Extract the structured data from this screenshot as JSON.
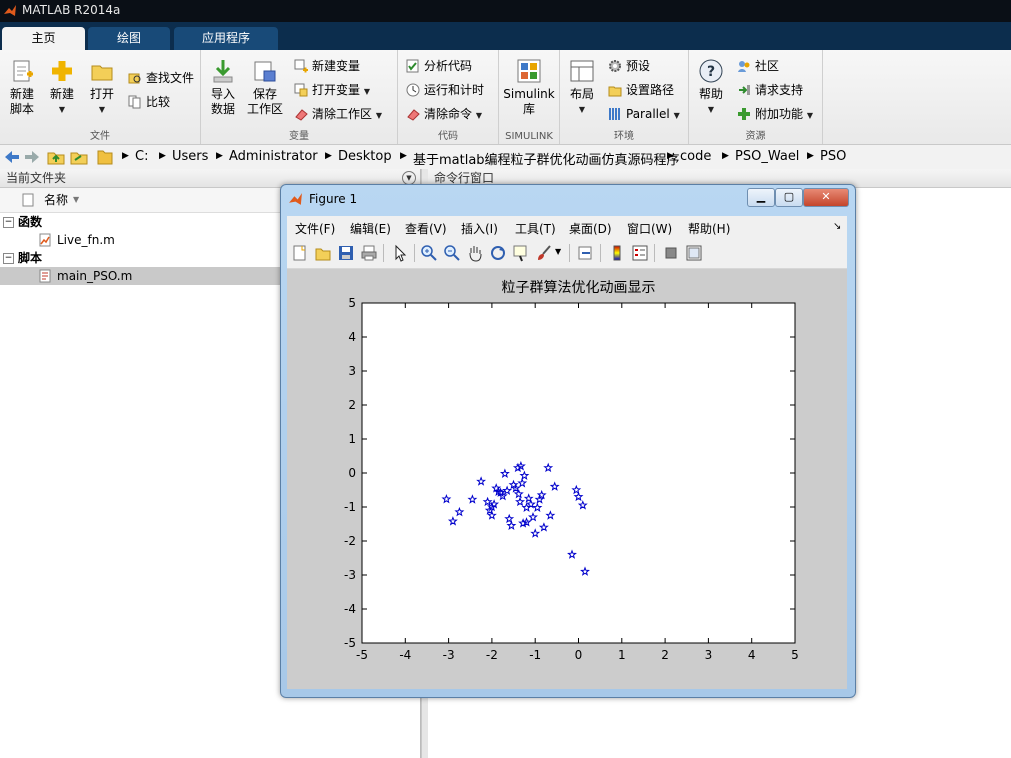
{
  "app": {
    "title": "MATLAB R2014a"
  },
  "tabs": [
    {
      "label": "主页"
    },
    {
      "label": "绘图"
    },
    {
      "label": "应用程序"
    }
  ],
  "ribbon": {
    "file": {
      "label": "文件",
      "new_script": "新建\n脚本",
      "new": "新建",
      "open": "打开",
      "find_files": "查找文件",
      "compare": "比较"
    },
    "variable": {
      "label": "变量",
      "import": "导入\n数据",
      "save_ws": "保存\n工作区",
      "new_var": "新建变量",
      "open_var": "打开变量",
      "clear_ws": "清除工作区"
    },
    "code": {
      "label": "代码",
      "analyze": "分析代码",
      "run_time": "运行和计时",
      "clear_cmd": "清除命令"
    },
    "simulink": {
      "label": "SIMULINK",
      "lib": "Simulink\n库"
    },
    "env": {
      "label": "环境",
      "layout": "布局",
      "prefs": "预设",
      "set_path": "设置路径",
      "parallel": "Parallel"
    },
    "resources": {
      "label": "资源",
      "help": "帮助",
      "community": "社区",
      "support": "请求支持",
      "addons": "附加功能"
    }
  },
  "address": {
    "crumbs": [
      "C:",
      "Users",
      "Administrator",
      "Desktop",
      "基于matlab编程粒子群优化动画仿真源码程序",
      "code",
      "PSO_Wael",
      "PSO"
    ]
  },
  "left_panel": {
    "title": "当前文件夹",
    "col_name": "名称",
    "groups": [
      {
        "label": "函数",
        "files": [
          "Live_fn.m"
        ]
      },
      {
        "label": "脚本",
        "files": [
          "main_PSO.m"
        ]
      }
    ]
  },
  "command_window": {
    "title": "命令行窗口"
  },
  "figure": {
    "title": "Figure 1",
    "menu": [
      "文件(F)",
      "编辑(E)",
      "查看(V)",
      "插入(I)",
      "工具(T)",
      "桌面(D)",
      "窗口(W)",
      "帮助(H)"
    ],
    "colors": {
      "marker": "#0000cc",
      "plot_bg": "#ffffff",
      "figure_bg": "#cccccc"
    }
  },
  "chart_data": {
    "type": "scatter",
    "title": "粒子群算法优化动画显示",
    "xlabel": "",
    "ylabel": "",
    "xlim": [
      -5,
      5
    ],
    "ylim": [
      -5,
      5
    ],
    "xticks": [
      -5,
      -4,
      -3,
      -2,
      -1,
      0,
      1,
      2,
      3,
      4,
      5
    ],
    "yticks": [
      -5,
      -4,
      -3,
      -2,
      -1,
      0,
      1,
      2,
      3,
      4,
      5
    ],
    "marker": "pentagram",
    "grid": false,
    "points": [
      [
        -3.05,
        -0.77
      ],
      [
        -2.9,
        -1.42
      ],
      [
        -2.75,
        -1.15
      ],
      [
        -2.45,
        -0.78
      ],
      [
        -2.25,
        -0.25
      ],
      [
        -2.1,
        -0.85
      ],
      [
        -2.05,
        -1.1
      ],
      [
        -2.0,
        -1.25
      ],
      [
        -1.95,
        -0.92
      ],
      [
        -1.9,
        -0.45
      ],
      [
        -1.8,
        -0.58
      ],
      [
        -1.75,
        -0.68
      ],
      [
        -1.7,
        -0.02
      ],
      [
        -1.65,
        -0.52
      ],
      [
        -1.6,
        -1.35
      ],
      [
        -1.55,
        -1.55
      ],
      [
        -1.5,
        -0.35
      ],
      [
        -1.45,
        -0.45
      ],
      [
        -1.4,
        0.15
      ],
      [
        -1.38,
        -0.62
      ],
      [
        -1.35,
        -0.85
      ],
      [
        -1.33,
        0.2
      ],
      [
        -1.3,
        -0.3
      ],
      [
        -1.28,
        -1.48
      ],
      [
        -1.25,
        -0.08
      ],
      [
        -1.2,
        -1.02
      ],
      [
        -1.15,
        -0.75
      ],
      [
        -1.1,
        -0.92
      ],
      [
        -1.05,
        -1.3
      ],
      [
        -1.0,
        -1.78
      ],
      [
        -0.95,
        -1.02
      ],
      [
        -0.9,
        -0.78
      ],
      [
        -0.85,
        -0.65
      ],
      [
        -0.8,
        -1.6
      ],
      [
        -0.7,
        0.15
      ],
      [
        -0.65,
        -1.25
      ],
      [
        -0.55,
        -0.4
      ],
      [
        -0.15,
        -2.4
      ],
      [
        -0.05,
        -0.5
      ],
      [
        0.0,
        -0.7
      ],
      [
        0.1,
        -0.95
      ],
      [
        0.15,
        -2.9
      ],
      [
        -2.0,
        -1.0
      ],
      [
        -1.85,
        -0.55
      ],
      [
        -1.2,
        -1.45
      ]
    ]
  }
}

(What you will do):
Copy out every line where the word "title" occurs.

(Answer to this task):
    "title": "MATLAB R2014a"
    "title": "当前文件夹",
    "title": "命令行窗口"
    "title": "Figure 1",
    "title": "粒子群算法优化动画显示",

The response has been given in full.